#### Working data

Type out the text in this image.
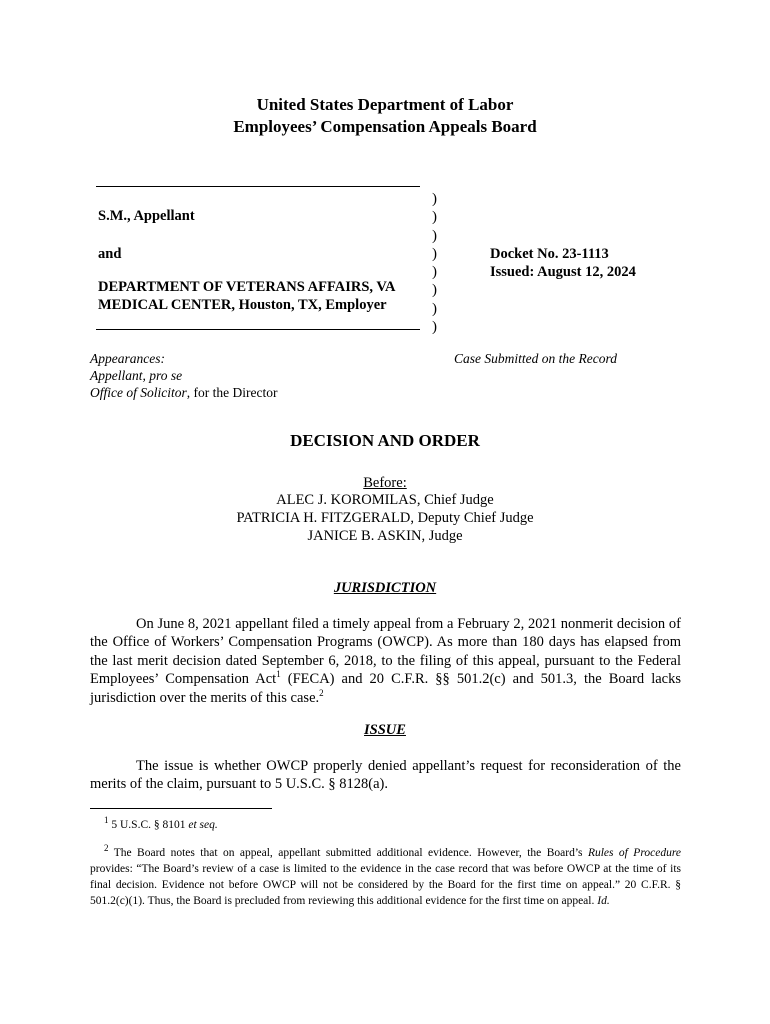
United States Department of Labor
Employees’ Compensation Appeals Board
S.M., Appellant
and
DEPARTMENT OF VETERANS AFFAIRS, VA
MEDICAL CENTER, Houston, TX, Employer
)
)
)
)
)
)
)
)
Docket No. 23-1113
Issued: August 12, 2024
Appearances:
Appellant, pro se
Office of Solicitor, for the Director
Case Submitted on the Record
DECISION AND ORDER
Before:
ALEC J. KOROMILAS, Chief Judge
PATRICIA H. FITZGERALD, Deputy Chief Judge
JANICE B. ASKIN, Judge
JURISDICTION
On June 8, 2021 appellant filed a timely appeal from a February 2, 2021 nonmerit decision of the Office of Workers’ Compensation Programs (OWCP). As more than 180 days has elapsed from the last merit decision dated September 6, 2018, to the filing of this appeal, pursuant to the Federal Employees’ Compensation Act$^1$ (FECA) and 20 C.F.R. §§ 501.2(c) and 501.3, the Board lacks jurisdiction over the merits of this case.$^2$
ISSUE
The issue is whether OWCP properly denied appellant’s request for reconsideration of the merits of the claim, pursuant to 5 U.S.C. § 8128(a).
$^1$ 5 U.S.C. § 8101 et seq.
$^2$ The Board notes that on appeal, appellant submitted additional evidence. However, the Board’s Rules of Procedure provides: “The Board’s review of a case is limited to the evidence in the case record that was before OWCP at the time of its final decision. Evidence not before OWCP will not be considered by the Board for the first time on appeal.” 20 C.F.R. § 501.2(c)(1). Thus, the Board is precluded from reviewing this additional evidence for the first time on appeal. Id.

########

▶ Set exercise
Look through the entries above and list every line containing "Employees".

▶ Right answer
Employees’ Compensation Appeals Board
On June 8, 2021 appellant filed a timely appeal from a February 2, 2021 nonmerit decision of the Office of Workers’ Compensation Programs (OWCP). As more than 180 days has elapsed from the last merit decision dated September 6, 2018, to the filing of this appeal, pursuant to the Federal Employees’ Compensation Act$^1$ (FECA) and 20 C.F.R. §§ 501.2(c) and 501.3, the Board lacks jurisdiction over the merits of this case.$^2$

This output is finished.